* begin RECORDS PROVIDED *

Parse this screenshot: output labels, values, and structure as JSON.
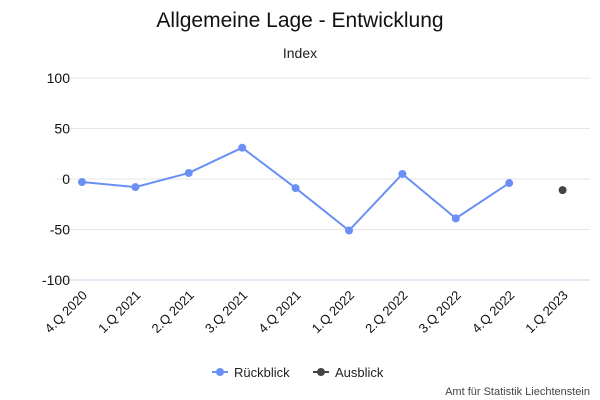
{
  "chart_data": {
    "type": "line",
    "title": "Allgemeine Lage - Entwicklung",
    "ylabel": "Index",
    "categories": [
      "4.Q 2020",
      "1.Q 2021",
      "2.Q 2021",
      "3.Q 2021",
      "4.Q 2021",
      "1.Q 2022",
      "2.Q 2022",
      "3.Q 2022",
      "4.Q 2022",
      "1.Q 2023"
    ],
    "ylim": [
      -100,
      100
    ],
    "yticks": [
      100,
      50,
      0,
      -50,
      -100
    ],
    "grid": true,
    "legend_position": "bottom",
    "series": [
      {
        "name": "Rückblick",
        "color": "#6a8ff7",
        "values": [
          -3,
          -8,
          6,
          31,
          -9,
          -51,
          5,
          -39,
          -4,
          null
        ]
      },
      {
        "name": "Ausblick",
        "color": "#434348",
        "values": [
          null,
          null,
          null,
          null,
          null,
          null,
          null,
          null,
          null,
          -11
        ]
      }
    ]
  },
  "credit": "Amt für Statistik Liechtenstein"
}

* end RECORDS PROVIDED *
* begin RECORDS PROVIDED *

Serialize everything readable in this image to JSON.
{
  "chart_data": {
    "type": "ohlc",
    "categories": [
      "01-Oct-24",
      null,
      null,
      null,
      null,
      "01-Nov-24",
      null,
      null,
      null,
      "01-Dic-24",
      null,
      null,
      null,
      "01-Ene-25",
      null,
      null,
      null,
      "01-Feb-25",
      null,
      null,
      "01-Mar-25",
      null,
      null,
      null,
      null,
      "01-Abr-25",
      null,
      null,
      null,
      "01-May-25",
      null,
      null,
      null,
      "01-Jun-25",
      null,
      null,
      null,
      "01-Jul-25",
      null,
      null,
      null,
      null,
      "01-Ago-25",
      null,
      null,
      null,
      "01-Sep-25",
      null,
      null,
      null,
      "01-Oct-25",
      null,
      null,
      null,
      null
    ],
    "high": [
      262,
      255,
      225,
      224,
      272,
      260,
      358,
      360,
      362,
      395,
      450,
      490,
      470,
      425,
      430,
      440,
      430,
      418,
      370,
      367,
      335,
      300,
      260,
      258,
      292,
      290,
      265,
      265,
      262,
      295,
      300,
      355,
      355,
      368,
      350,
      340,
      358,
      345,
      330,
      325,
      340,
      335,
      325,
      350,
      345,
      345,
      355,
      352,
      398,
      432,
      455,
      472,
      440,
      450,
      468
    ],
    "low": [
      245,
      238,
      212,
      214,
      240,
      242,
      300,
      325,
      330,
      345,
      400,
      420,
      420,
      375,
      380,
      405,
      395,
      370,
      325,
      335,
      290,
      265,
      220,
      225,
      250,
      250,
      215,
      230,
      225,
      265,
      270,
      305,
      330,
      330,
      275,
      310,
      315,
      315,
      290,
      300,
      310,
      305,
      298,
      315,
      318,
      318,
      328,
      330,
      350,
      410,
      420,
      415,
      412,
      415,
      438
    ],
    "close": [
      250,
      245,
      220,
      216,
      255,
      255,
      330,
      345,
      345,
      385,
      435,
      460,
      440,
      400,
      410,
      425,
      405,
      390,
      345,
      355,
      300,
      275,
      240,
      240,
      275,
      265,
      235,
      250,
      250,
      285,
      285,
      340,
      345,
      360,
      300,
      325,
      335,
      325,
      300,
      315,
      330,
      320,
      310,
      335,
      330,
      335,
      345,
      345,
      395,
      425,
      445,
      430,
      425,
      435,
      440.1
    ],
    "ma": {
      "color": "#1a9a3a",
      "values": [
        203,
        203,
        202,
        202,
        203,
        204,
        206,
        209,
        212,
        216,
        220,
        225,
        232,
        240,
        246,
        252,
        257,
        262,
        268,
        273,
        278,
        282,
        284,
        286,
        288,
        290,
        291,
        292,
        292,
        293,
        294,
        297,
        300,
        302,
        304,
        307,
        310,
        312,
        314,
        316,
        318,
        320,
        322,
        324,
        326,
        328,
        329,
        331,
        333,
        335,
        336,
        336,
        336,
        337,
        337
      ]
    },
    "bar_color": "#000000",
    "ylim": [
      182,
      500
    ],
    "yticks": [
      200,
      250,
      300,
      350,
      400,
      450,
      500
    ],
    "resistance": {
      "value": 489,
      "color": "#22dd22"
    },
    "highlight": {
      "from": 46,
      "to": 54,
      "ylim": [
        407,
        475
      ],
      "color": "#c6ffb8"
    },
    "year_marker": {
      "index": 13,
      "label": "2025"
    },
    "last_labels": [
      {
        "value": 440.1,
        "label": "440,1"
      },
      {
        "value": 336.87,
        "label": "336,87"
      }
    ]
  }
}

* end RECORDS PROVIDED *
* begin RECORDS PROVIDED *

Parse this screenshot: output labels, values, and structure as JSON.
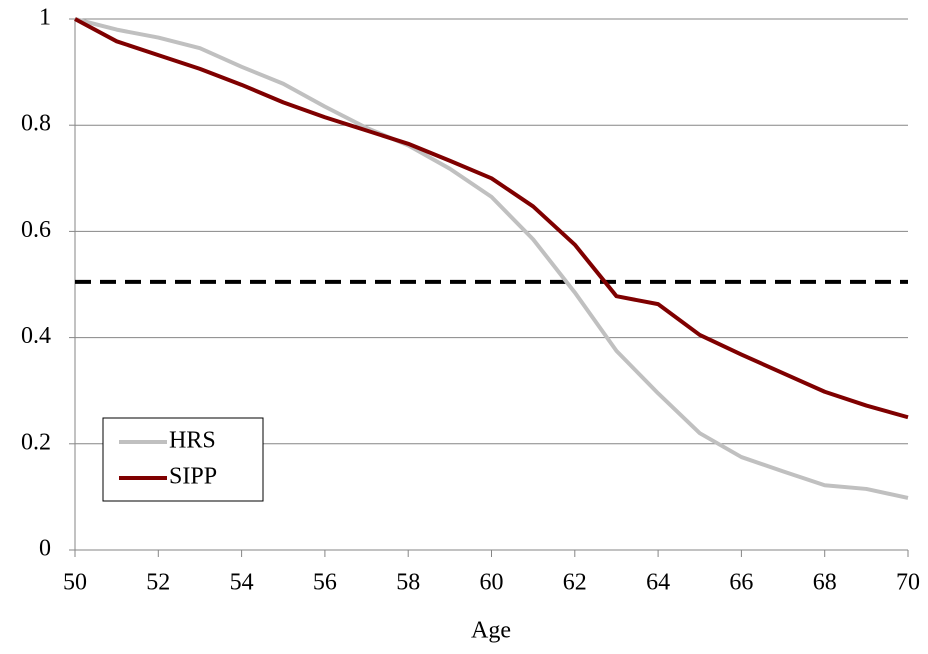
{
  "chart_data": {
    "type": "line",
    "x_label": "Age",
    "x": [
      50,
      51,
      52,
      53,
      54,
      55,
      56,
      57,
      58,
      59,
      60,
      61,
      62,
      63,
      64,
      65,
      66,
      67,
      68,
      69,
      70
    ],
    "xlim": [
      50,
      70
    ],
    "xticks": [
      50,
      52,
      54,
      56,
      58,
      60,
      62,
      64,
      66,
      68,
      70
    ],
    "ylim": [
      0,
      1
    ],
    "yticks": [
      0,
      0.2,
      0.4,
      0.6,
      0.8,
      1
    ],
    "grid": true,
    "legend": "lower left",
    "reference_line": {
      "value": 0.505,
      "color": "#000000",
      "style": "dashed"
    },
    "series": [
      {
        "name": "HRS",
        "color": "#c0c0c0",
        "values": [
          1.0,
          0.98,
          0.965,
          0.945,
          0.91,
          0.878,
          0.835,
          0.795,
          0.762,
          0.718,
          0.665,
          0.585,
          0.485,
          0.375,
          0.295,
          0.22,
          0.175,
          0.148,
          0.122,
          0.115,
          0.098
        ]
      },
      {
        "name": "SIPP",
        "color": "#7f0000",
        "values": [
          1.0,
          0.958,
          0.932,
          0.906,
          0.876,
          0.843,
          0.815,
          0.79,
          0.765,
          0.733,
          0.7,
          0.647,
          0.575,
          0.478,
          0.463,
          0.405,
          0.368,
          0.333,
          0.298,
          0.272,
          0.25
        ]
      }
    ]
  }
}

* end RECORDS PROVIDED *

REQUIRED TASK ▸
Look through the data above. Each line containing the word "name" needs to be copied.

OUTPUT BELOW ▸
        "name": "Rückblick",
        "name": "Ausblick",
        "name": "HRS",
        "name": "SIPP",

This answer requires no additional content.